* Goal of the exercise *
Restate, word for word, all of the material shown below.

* Records to process *
-- -- --

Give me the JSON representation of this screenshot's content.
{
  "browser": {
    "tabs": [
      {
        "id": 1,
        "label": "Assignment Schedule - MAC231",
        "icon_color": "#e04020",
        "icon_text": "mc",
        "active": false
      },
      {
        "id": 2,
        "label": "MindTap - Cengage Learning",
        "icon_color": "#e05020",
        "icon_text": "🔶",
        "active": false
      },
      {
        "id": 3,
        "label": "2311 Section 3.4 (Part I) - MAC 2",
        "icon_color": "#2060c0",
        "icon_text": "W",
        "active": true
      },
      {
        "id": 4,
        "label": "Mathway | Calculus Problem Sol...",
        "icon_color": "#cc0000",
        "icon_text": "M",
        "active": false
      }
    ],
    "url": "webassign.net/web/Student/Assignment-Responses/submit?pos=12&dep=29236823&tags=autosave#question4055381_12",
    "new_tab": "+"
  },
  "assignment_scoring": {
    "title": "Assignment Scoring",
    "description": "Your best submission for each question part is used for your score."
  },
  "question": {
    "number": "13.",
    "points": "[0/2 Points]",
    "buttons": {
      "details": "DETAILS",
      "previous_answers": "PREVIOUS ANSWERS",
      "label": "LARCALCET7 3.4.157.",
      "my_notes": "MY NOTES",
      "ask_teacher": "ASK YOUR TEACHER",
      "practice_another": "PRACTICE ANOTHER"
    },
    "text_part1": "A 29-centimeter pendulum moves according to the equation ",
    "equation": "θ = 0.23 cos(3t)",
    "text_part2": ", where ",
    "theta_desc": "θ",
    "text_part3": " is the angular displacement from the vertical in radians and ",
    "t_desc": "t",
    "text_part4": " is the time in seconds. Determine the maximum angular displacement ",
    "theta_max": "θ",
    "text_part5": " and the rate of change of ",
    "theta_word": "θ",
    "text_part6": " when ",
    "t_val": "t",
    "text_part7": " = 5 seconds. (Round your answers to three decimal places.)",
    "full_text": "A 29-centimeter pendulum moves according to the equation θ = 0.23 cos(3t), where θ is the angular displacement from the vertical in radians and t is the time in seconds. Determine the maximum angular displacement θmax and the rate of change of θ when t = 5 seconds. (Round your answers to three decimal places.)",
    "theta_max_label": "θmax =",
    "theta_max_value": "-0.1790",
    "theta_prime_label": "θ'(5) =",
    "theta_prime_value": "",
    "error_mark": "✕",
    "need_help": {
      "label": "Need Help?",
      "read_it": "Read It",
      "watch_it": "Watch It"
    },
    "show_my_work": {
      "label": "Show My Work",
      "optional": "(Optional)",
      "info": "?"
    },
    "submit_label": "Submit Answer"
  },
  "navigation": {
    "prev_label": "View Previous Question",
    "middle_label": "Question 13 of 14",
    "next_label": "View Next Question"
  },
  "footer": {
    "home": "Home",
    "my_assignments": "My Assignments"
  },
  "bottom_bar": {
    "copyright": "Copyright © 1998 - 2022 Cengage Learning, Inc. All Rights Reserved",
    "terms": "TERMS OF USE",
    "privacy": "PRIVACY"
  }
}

-- -- --

* Exercise output *
Give me the JSON representation of this screenshot's content.
{
  "browser": {
    "tabs": [
      {
        "id": 1,
        "label": "Assignment Schedule - MAC231",
        "icon_color": "#e04020",
        "icon_text": "mc",
        "active": false
      },
      {
        "id": 2,
        "label": "MindTap - Cengage Learning",
        "icon_color": "#e05020",
        "icon_text": "🔶",
        "active": false
      },
      {
        "id": 3,
        "label": "2311 Section 3.4 (Part I) - MAC 2",
        "icon_color": "#2060c0",
        "icon_text": "W",
        "active": true
      },
      {
        "id": 4,
        "label": "Mathway | Calculus Problem Sol...",
        "icon_color": "#cc0000",
        "icon_text": "M",
        "active": false
      }
    ],
    "url": "webassign.net/web/Student/Assignment-Responses/submit?pos=12&dep=29236823&tags=autosave#question4055381_12",
    "new_tab": "+"
  },
  "assignment_scoring": {
    "title": "Assignment Scoring",
    "description": "Your best submission for each question part is used for your score."
  },
  "question": {
    "number": "13.",
    "points": "[0/2 Points]",
    "buttons": {
      "details": "DETAILS",
      "previous_answers": "PREVIOUS ANSWERS",
      "label": "LARCALCET7 3.4.157.",
      "my_notes": "MY NOTES",
      "ask_teacher": "ASK YOUR TEACHER",
      "practice_another": "PRACTICE ANOTHER"
    },
    "text_part1": "A 29-centimeter pendulum moves according to the equation ",
    "equation": "θ = 0.23 cos(3t)",
    "text_part2": ", where ",
    "theta_desc": "θ",
    "text_part3": " is the angular displacement from the vertical in radians and ",
    "t_desc": "t",
    "text_part4": " is the time in seconds. Determine the maximum angular displacement ",
    "theta_max": "θ",
    "text_part5": " and the rate of change of ",
    "theta_word": "θ",
    "text_part6": " when ",
    "t_val": "t",
    "text_part7": " = 5 seconds. (Round your answers to three decimal places.)",
    "full_text": "A 29-centimeter pendulum moves according to the equation θ = 0.23 cos(3t), where θ is the angular displacement from the vertical in radians and t is the time in seconds. Determine the maximum angular displacement θmax and the rate of change of θ when t = 5 seconds. (Round your answers to three decimal places.)",
    "theta_max_label": "θmax =",
    "theta_max_value": "-0.1790",
    "theta_prime_label": "θ'(5) =",
    "theta_prime_value": "",
    "error_mark": "✕",
    "need_help": {
      "label": "Need Help?",
      "read_it": "Read It",
      "watch_it": "Watch It"
    },
    "show_my_work": {
      "label": "Show My Work",
      "optional": "(Optional)",
      "info": "?"
    },
    "submit_label": "Submit Answer"
  },
  "navigation": {
    "prev_label": "View Previous Question",
    "middle_label": "Question 13 of 14",
    "next_label": "View Next Question"
  },
  "footer": {
    "home": "Home",
    "my_assignments": "My Assignments"
  },
  "bottom_bar": {
    "copyright": "Copyright © 1998 - 2022 Cengage Learning, Inc. All Rights Reserved",
    "terms": "TERMS OF USE",
    "privacy": "PRIVACY"
  }
}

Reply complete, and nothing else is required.